_TEXTE À LIRE_
-------

Si, à la fin du XVIIIe siècle, Radiscev est pratiquement seul à soulever le problème du servage, dans le première moitié du XIXe siècle, apparaît sur la scène historique tout un groupe de personnes (dans les année60, il recevra le nom «d'intelligentsia") qui mettra ce problème au centre d'une discussion publique. Quand je dis "publique", vous devez imaginer un public très restreint. L'intelligentsia russe est très peu nombreuse et isolée dans la société russe. Les autres groupes sociaux ne partagent pas ses préoccupations sur les éventuels problèmes et sur l'avenir de la Russie. La paysannerie serve se tait ou, si elle s'exprime, ce n'est que par des actes de violence. La bourgeoisie naissante n'a ni les moyens ni les goûts d'avoir des ambitions politiques ou de participer à la vie intellectuelle du pays. La paysannerie et la bourgeoisie se taisant, il ne reste que la noblesse ou plutôt une partie de celle-ci, la majorité écrasante étant trop attachée à l'ordre établi pour faire des critiques et penser l'avenir de la Russie.
Les premiers membres de l'intelligentsia sont donc des nobles, et ce n'est qu'autour des années 60 que s'effectuera une certaine relève à partir d'autres couches sociales, en particulier au sein du bas clergé et dans la petite bourgeoisie des villes. Ces intellectuels, issus de différentes couches sociales, (raznocincy) sont des exilés dans leurs propres milieux, dont l'ignorance et l'apathie intellectuelles restent grandes. Isolés dans la société, vivant à une époque où le retard économique et politique de la Russie devient manifeste, l'intelligentsia se tourne vers les idées européennes : les uns, occidentalistes, les autres, slavophiles, pour les rejeter.

-------

_MATÉRIAUX_
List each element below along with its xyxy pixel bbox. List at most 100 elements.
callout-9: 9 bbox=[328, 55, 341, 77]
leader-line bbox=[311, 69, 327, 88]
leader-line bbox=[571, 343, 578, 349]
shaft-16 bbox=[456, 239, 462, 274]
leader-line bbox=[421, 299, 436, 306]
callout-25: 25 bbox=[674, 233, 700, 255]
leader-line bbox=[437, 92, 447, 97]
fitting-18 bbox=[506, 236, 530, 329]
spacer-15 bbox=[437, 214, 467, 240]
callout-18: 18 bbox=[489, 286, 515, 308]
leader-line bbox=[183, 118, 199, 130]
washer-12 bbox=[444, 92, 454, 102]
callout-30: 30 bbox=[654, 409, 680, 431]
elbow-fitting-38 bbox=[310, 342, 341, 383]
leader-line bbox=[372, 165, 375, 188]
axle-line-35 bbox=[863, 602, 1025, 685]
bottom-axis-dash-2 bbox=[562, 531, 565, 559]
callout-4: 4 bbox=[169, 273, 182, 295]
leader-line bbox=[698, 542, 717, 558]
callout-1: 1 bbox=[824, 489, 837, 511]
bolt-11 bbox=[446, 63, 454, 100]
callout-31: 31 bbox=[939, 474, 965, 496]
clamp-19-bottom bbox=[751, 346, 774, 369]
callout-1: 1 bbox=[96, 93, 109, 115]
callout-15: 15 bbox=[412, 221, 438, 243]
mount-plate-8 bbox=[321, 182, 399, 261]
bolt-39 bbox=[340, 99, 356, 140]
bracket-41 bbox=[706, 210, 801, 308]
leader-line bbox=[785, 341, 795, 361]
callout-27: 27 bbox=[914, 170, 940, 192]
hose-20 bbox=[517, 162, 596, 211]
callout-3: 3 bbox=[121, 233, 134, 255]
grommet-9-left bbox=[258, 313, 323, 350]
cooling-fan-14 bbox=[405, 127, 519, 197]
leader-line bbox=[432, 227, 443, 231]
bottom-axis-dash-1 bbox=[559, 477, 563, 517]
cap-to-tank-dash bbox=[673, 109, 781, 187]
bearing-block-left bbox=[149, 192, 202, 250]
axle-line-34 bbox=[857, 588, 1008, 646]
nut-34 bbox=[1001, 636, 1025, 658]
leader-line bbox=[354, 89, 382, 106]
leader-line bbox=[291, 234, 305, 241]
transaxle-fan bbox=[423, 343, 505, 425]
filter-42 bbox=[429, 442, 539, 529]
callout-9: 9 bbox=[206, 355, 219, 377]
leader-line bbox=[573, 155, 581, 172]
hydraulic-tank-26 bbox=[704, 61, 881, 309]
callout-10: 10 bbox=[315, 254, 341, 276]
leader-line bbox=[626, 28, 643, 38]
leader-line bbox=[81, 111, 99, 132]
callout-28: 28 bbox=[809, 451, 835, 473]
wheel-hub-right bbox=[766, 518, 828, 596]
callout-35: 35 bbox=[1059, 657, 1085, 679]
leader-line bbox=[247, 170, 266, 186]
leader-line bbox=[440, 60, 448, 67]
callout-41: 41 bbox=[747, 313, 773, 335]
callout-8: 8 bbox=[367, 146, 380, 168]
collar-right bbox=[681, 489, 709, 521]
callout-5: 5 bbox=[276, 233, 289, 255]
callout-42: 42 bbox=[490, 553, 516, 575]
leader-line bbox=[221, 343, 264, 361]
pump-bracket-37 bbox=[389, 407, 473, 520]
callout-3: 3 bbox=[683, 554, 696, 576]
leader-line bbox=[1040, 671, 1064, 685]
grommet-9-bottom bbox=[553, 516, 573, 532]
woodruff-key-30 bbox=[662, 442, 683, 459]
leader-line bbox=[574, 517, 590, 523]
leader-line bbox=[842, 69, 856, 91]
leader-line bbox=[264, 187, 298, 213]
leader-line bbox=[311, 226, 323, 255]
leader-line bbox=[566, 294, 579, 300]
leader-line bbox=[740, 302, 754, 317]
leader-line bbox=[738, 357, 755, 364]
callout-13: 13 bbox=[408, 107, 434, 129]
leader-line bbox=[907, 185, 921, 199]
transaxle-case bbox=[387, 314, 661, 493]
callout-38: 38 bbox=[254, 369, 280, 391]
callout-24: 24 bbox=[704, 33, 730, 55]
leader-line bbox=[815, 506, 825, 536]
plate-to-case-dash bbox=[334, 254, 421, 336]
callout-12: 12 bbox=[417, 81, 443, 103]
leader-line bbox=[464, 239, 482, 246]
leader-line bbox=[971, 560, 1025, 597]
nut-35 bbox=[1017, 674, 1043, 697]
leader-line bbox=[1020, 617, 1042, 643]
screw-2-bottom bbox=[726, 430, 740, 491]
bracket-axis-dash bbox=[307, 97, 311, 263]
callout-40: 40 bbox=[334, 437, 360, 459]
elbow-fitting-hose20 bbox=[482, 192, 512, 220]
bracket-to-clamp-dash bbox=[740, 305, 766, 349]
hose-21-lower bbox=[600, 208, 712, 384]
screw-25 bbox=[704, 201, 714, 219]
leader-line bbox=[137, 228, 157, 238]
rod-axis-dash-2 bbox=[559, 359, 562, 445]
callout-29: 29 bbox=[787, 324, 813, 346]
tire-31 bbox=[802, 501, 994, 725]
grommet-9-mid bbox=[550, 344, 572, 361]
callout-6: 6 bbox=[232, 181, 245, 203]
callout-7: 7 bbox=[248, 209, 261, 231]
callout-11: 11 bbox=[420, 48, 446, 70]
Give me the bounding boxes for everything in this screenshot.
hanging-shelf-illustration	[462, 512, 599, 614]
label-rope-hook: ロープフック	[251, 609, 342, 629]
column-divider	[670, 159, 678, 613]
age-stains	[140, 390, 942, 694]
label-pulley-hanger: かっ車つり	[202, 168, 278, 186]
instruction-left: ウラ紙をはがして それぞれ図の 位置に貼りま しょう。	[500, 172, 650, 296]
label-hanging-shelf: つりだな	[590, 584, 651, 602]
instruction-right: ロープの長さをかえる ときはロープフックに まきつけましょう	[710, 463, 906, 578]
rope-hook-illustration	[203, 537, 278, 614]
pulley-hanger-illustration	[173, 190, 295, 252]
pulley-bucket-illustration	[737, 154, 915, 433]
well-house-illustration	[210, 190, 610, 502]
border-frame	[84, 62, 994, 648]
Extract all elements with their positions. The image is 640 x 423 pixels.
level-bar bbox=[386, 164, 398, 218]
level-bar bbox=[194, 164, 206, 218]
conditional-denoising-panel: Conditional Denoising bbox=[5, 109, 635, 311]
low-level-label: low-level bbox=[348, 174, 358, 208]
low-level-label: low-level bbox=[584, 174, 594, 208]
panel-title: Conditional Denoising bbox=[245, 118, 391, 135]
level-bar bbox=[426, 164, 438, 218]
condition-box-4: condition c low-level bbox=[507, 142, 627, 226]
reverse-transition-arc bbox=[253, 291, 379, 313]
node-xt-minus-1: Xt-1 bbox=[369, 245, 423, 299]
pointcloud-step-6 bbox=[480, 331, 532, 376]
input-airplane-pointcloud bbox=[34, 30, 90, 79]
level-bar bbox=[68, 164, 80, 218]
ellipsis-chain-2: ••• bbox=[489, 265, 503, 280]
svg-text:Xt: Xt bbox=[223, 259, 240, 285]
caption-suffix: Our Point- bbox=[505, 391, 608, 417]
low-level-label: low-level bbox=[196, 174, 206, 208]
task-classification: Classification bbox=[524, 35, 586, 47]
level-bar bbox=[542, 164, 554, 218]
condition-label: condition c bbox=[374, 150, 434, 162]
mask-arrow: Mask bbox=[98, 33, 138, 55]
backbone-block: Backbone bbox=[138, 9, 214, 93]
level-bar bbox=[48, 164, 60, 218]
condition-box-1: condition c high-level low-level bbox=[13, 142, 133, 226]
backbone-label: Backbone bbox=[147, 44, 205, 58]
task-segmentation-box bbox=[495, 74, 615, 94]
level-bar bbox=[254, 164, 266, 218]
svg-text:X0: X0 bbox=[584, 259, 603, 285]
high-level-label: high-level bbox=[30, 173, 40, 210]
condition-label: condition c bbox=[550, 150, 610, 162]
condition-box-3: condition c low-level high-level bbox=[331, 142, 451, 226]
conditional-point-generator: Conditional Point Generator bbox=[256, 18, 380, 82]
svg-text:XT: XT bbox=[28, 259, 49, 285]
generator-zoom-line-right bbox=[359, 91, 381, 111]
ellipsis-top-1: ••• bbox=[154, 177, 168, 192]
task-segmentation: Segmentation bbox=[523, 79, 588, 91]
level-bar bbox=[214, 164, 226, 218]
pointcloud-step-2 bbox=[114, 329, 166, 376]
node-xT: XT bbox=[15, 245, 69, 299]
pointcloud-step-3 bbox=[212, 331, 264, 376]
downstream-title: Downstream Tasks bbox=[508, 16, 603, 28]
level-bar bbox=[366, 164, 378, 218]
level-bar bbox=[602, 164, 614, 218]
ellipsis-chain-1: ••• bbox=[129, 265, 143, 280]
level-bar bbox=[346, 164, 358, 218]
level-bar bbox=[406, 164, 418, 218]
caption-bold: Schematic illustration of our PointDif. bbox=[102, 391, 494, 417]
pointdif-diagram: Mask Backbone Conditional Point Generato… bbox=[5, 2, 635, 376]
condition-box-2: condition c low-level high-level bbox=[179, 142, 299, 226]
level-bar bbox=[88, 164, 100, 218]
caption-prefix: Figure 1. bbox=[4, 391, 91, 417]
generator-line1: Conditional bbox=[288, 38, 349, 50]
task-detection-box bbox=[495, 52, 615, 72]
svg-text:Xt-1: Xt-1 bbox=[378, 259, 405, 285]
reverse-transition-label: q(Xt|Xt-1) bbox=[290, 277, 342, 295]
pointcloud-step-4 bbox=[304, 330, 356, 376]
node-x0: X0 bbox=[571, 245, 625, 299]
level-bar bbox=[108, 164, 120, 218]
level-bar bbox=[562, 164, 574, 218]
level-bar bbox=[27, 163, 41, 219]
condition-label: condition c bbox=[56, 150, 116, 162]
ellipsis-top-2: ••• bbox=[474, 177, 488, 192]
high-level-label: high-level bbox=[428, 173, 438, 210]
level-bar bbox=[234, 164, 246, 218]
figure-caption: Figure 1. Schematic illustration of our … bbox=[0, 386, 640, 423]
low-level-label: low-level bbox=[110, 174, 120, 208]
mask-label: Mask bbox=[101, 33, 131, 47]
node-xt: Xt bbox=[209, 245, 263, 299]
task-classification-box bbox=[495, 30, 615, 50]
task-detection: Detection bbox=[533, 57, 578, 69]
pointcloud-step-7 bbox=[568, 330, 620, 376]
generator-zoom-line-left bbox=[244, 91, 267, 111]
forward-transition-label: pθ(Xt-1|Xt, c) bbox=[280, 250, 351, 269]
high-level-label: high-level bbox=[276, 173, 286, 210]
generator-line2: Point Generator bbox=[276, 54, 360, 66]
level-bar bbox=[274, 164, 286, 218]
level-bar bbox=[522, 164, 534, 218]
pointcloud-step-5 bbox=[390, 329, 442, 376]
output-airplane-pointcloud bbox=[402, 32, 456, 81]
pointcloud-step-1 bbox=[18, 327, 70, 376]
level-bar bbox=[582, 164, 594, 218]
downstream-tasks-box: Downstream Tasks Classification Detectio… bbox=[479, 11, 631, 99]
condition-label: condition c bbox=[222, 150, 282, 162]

-------

_PROBLÈME À RÉSOUDRE_
Citez fidèlement, dans le texte sur l'intelligentsia russe, la partie qui s'ouvre sur les mots « Les premiers membres » et se clôt sur « pour les rejeter. ».

_RÉPONSE À L'EXERCICE_
Les premiers membres de l'intelligentsia sont donc des nobles, et ce n'est qu'autour des années 60 que s'effectuera une certaine relève à partir d'autres couches sociales, en particulier au sein du bas clergé et dans la petite bourgeoisie des villes. Ces intellectuels, issus de différentes couches sociales, (raznocincy) sont des exilés dans leurs propres milieux, dont l'ignorance et l'apathie intellectuelles restent grandes. Isolés dans la société, vivant à une époque où le retard économique et politique de la Russie devient manifeste, l'intelligentsia se tourne vers les idées européennes : les uns, occidentalistes, les autres, slavophiles, pour les rejeter.